Given data ->
____________________
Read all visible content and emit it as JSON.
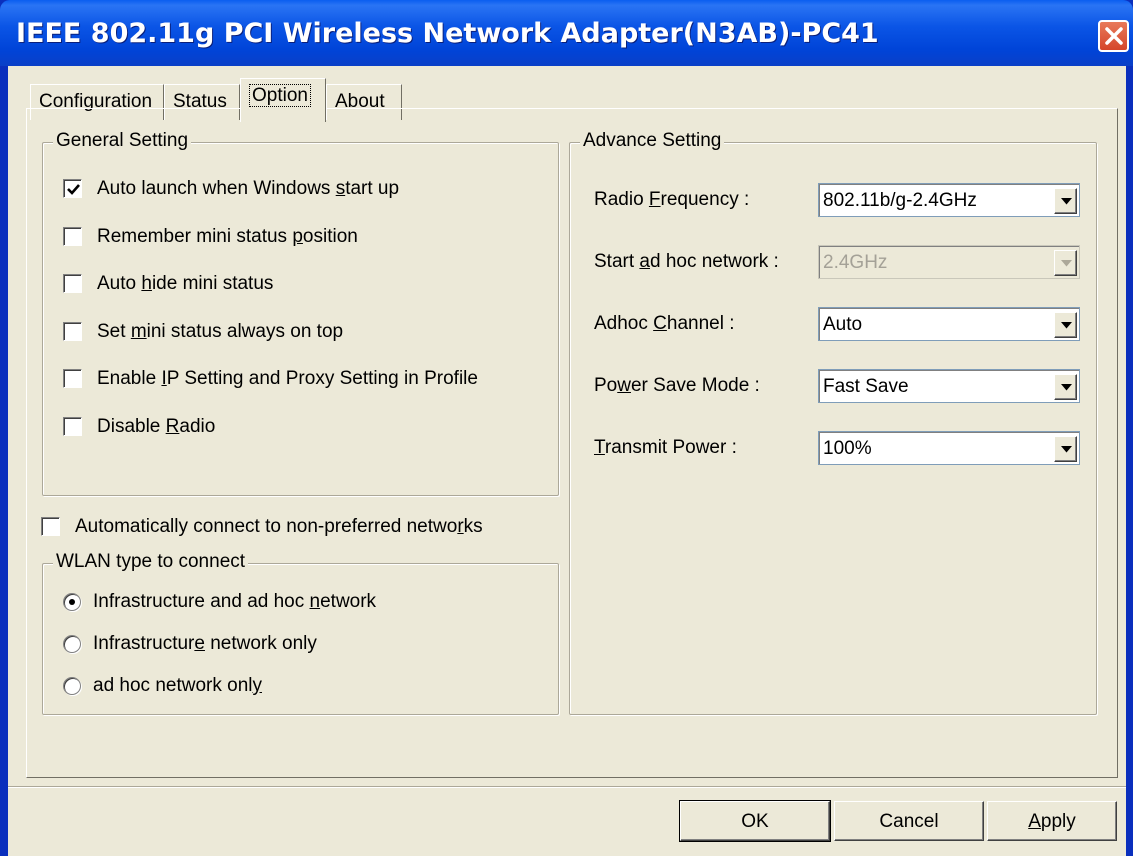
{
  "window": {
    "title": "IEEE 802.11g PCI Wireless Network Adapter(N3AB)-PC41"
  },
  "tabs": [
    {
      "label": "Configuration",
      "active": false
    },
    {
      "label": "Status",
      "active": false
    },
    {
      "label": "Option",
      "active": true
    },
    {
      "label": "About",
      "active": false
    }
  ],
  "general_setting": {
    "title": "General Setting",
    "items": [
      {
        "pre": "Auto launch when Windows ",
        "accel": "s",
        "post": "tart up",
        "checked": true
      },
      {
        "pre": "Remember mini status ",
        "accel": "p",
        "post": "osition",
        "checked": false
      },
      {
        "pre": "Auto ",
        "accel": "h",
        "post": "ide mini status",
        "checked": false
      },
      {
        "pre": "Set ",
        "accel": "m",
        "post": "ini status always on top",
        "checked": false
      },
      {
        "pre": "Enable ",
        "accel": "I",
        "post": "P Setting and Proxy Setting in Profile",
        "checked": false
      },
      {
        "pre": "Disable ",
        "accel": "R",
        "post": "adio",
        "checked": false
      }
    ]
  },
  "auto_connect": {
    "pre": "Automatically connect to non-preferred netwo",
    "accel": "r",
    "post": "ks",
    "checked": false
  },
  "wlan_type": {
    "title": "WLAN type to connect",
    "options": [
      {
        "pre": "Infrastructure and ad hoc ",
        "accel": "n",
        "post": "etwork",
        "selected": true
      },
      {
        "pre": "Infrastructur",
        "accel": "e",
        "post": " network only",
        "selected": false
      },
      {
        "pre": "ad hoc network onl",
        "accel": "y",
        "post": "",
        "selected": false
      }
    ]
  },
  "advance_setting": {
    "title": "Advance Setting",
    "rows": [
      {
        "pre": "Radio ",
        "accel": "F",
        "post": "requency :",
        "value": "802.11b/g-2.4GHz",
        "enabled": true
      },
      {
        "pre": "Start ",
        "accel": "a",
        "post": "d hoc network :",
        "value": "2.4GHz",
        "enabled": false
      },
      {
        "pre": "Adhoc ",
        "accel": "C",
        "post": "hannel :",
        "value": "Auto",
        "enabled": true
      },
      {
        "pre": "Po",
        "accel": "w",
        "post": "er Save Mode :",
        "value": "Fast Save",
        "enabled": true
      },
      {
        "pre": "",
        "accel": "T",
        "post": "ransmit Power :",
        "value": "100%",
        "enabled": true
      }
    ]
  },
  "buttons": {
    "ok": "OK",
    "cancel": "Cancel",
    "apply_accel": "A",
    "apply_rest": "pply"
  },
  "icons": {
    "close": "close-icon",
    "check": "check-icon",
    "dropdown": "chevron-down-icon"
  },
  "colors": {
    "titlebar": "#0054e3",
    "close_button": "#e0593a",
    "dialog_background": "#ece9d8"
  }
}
____________________
Exercise prompt -> Extract every line of the data exactly; pictures stay out.

Expected output ->
Read all visible content and emit it as JSON.
{
  "window": {
    "title": "IEEE 802.11g PCI Wireless Network Adapter(N3AB)-PC41"
  },
  "tabs": [
    {
      "label": "Configuration",
      "active": false
    },
    {
      "label": "Status",
      "active": false
    },
    {
      "label": "Option",
      "active": true
    },
    {
      "label": "About",
      "active": false
    }
  ],
  "general_setting": {
    "title": "General Setting",
    "items": [
      {
        "pre": "Auto launch when Windows ",
        "accel": "s",
        "post": "tart up",
        "checked": true
      },
      {
        "pre": "Remember mini status ",
        "accel": "p",
        "post": "osition",
        "checked": false
      },
      {
        "pre": "Auto ",
        "accel": "h",
        "post": "ide mini status",
        "checked": false
      },
      {
        "pre": "Set ",
        "accel": "m",
        "post": "ini status always on top",
        "checked": false
      },
      {
        "pre": "Enable ",
        "accel": "I",
        "post": "P Setting and Proxy Setting in Profile",
        "checked": false
      },
      {
        "pre": "Disable ",
        "accel": "R",
        "post": "adio",
        "checked": false
      }
    ]
  },
  "auto_connect": {
    "pre": "Automatically connect to non-preferred netwo",
    "accel": "r",
    "post": "ks",
    "checked": false
  },
  "wlan_type": {
    "title": "WLAN type to connect",
    "options": [
      {
        "pre": "Infrastructure and ad hoc ",
        "accel": "n",
        "post": "etwork",
        "selected": true
      },
      {
        "pre": "Infrastructur",
        "accel": "e",
        "post": " network only",
        "selected": false
      },
      {
        "pre": "ad hoc network onl",
        "accel": "y",
        "post": "",
        "selected": false
      }
    ]
  },
  "advance_setting": {
    "title": "Advance Setting",
    "rows": [
      {
        "pre": "Radio ",
        "accel": "F",
        "post": "requency :",
        "value": "802.11b/g-2.4GHz",
        "enabled": true
      },
      {
        "pre": "Start ",
        "accel": "a",
        "post": "d hoc network :",
        "value": "2.4GHz",
        "enabled": false
      },
      {
        "pre": "Adhoc ",
        "accel": "C",
        "post": "hannel :",
        "value": "Auto",
        "enabled": true
      },
      {
        "pre": "Po",
        "accel": "w",
        "post": "er Save Mode :",
        "value": "Fast Save",
        "enabled": true
      },
      {
        "pre": "",
        "accel": "T",
        "post": "ransmit Power :",
        "value": "100%",
        "enabled": true
      }
    ]
  },
  "buttons": {
    "ok": "OK",
    "cancel": "Cancel",
    "apply_accel": "A",
    "apply_rest": "pply"
  },
  "icons": {
    "close": "close-icon",
    "check": "check-icon",
    "dropdown": "chevron-down-icon"
  },
  "colors": {
    "titlebar": "#0054e3",
    "close_button": "#e0593a",
    "dialog_background": "#ece9d8"
  }
}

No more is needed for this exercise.